● Testo estratto
####################
Cosa prevede la nuova sentenza della Cassazione con i chiarimenti sul requisito delle giornate effettive di lavoro valide ai fini della Naspi
Per poter presentare domanda di accesso alla indennità di comunicazione Naspi bisogna soddisfare sempre specifici requisiti sia lavorativi che contributivi e rispettare poi le regole per percepirla sempre, senza rischiare che venga sospesa o addirittura revocata. Una recente sentenza della Corte di Cassazione ha fornito chiarimenti sul requisito delle giornate effettive di lavoro valide ai fini della indennità.
Il contenzioso interessava l’interpretazione del requisito delle 30 giornate di lavoro effettivo ai fini della Naspi: l’ente previdenziale sosteneva che dovessero essere calcolate ai fini del diritto alla Naspi solo le giornate di effettiva presenza al lavoro, ma la Corte d’Appello aveva poi stabilito che anche le giornate di ferie, festività e riposi retribuiti dovessero rientrare nel calcolo.
Il motivo è presto spiegato: anche durante questi periodi il lavoratore conserva il diritto alla retribuzione e alla contribuzione.
La Cassazione, confermando la decisione della Corte d’Appello, ha stabilito che il lavoro effettivo include anche i periodi di ferie e i riposi retribuiti, in quanto rientrano nel normale svolgimento del rapporto di lavoro, pur non essendo attività lavorativa attiva e l’accesso alla prestazione non deve essere penalizzato dall'esercizio di diritti legittimi riconosciuti ai lavoratori, come il riposo, o i permessi, o le ferie.
####################
● Cosa fare
Ricopia per intero il testo sulla sentenza della Cassazione e la Naspi, senza cambiare nemmeno una parola.
####################
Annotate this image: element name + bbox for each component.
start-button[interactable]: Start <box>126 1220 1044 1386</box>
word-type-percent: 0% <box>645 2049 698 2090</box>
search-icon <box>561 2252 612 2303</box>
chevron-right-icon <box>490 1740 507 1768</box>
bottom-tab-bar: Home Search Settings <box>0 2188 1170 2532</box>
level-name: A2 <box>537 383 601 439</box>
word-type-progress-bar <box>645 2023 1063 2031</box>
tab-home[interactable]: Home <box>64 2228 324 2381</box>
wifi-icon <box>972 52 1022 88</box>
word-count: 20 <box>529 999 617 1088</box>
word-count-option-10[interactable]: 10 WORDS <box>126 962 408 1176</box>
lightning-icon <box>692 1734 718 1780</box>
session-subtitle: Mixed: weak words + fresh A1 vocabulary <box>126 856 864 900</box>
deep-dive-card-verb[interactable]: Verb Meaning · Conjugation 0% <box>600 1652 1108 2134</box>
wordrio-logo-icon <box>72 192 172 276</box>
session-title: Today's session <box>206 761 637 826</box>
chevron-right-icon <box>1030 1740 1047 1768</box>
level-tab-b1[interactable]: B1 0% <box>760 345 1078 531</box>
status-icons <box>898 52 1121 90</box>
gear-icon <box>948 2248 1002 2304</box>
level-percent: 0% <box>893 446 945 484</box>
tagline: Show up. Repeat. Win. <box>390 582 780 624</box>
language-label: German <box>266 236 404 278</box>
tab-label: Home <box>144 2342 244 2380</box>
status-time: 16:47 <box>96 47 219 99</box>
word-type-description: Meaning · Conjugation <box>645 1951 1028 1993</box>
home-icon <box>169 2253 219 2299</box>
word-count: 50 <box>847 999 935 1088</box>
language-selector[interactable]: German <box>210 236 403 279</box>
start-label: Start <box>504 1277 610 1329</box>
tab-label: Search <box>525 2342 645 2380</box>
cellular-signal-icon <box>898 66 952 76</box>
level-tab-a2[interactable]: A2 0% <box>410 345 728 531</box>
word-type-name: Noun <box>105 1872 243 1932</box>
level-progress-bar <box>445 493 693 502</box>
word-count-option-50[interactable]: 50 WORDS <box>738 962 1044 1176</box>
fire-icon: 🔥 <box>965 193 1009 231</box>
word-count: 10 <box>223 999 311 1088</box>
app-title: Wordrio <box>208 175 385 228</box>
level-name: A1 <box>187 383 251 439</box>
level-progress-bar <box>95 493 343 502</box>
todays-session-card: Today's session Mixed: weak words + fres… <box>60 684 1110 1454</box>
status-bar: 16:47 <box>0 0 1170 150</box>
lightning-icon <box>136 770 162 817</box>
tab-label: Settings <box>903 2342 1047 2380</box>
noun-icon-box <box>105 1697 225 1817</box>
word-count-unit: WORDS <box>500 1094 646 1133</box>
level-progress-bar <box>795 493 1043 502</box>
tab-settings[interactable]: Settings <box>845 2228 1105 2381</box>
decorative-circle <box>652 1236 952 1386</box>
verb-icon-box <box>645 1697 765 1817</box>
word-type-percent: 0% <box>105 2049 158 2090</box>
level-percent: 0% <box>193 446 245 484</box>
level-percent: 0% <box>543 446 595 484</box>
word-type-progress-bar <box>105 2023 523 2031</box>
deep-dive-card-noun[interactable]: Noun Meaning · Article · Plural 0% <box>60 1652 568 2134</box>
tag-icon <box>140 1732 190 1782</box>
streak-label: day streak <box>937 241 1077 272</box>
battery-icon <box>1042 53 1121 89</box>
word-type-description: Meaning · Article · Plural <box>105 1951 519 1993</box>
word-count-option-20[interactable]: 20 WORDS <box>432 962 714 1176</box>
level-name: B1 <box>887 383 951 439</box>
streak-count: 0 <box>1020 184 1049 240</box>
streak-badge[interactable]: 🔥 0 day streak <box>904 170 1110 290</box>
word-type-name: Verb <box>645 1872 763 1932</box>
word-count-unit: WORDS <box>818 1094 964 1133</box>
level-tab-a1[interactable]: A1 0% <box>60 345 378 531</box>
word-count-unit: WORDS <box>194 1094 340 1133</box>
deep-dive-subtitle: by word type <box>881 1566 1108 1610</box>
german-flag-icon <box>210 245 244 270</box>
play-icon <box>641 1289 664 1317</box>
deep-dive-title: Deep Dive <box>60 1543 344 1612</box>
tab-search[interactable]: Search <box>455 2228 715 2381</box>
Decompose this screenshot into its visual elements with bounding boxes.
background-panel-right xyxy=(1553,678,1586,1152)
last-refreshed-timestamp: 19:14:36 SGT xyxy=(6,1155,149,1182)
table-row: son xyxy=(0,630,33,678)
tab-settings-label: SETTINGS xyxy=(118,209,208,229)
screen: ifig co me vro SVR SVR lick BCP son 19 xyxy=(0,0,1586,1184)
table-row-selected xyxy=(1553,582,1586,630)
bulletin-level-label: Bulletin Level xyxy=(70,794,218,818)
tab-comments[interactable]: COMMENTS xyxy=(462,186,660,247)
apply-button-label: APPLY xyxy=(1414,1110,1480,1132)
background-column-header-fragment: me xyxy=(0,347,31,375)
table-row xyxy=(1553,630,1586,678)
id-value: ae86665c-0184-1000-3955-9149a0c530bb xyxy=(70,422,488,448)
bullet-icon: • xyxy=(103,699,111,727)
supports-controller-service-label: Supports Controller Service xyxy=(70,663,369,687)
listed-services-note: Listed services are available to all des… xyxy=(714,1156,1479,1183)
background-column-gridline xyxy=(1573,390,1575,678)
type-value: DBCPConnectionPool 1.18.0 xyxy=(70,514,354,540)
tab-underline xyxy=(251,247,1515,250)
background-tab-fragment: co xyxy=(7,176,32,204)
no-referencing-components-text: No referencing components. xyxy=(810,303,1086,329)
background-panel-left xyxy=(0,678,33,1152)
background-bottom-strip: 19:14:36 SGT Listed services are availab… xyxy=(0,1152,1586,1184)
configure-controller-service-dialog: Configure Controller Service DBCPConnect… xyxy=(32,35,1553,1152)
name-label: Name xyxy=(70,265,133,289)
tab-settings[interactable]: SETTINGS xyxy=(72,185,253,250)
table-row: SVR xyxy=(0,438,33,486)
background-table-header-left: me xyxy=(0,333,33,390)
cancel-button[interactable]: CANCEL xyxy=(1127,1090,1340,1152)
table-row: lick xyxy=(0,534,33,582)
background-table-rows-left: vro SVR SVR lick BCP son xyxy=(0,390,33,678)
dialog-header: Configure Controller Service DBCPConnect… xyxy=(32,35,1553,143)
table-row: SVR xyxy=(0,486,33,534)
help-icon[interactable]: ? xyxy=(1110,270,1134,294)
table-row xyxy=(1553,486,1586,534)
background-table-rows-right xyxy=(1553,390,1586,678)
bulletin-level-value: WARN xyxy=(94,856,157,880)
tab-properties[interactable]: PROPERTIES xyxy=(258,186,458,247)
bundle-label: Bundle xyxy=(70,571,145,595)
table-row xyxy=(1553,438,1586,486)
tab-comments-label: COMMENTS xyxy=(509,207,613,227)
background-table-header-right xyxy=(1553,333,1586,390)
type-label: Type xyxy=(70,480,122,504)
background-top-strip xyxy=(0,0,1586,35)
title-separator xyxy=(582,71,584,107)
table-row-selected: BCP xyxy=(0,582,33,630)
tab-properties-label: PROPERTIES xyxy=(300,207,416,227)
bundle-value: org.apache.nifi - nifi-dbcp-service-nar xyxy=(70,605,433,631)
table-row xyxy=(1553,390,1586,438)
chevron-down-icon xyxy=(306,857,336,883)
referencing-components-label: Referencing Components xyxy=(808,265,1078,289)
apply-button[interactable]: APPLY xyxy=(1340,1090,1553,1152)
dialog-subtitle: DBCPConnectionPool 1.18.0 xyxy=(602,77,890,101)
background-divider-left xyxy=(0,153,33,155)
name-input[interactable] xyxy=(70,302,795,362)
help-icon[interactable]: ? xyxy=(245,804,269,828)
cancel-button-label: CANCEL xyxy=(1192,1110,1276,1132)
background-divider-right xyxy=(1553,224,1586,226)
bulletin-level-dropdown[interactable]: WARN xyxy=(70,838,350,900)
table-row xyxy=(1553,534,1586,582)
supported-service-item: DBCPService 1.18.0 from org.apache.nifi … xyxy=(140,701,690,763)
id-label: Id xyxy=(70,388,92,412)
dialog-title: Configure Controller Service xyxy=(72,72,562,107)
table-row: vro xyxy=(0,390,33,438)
####################
● Risposta
Cosa prevede la nuova sentenza della Cassazione con i chiarimenti sul requisito delle giornate effettive di lavoro valide ai fini della Naspi
Per poter presentare domanda di accesso alla indennità di comunicazione Naspi bisogna soddisfare sempre specifici requisiti sia lavorativi che contributivi e rispettare poi le regole per percepirla sempre, senza rischiare che venga sospesa o addirittura revocata. Una recente sentenza della Corte di Cassazione ha fornito chiarimenti sul requisito delle giornate effettive di lavoro valide ai fini della indennità.
Il contenzioso interessava l’interpretazione del requisito delle 30 giornate di lavoro effettivo ai fini della Naspi: l’ente previdenziale sosteneva che dovessero essere calcolate ai fini del diritto alla Naspi solo le giornate di effettiva presenza al lavoro, ma la Corte d’Appello aveva poi stabilito che anche le giornate di ferie, festività e riposi retribuiti dovessero rientrare nel calcolo.
Il motivo è presto spiegato: anche durante questi periodi il lavoratore conserva il diritto alla retribuzione e alla contribuzione.
La Cassazione, confermando la decisione della Corte d’Appello, ha stabilito che il lavoro effettivo include anche i periodi di ferie e i riposi retribuiti, in quanto rientrano nel normale svolgimento del rapporto di lavoro, pur non essendo attività lavorativa attiva e l’accesso alla prestazione non deve essere penalizzato dall'esercizio di diritti legittimi riconosciuti ai lavoratori, come il riposo, o i permessi, o le ferie.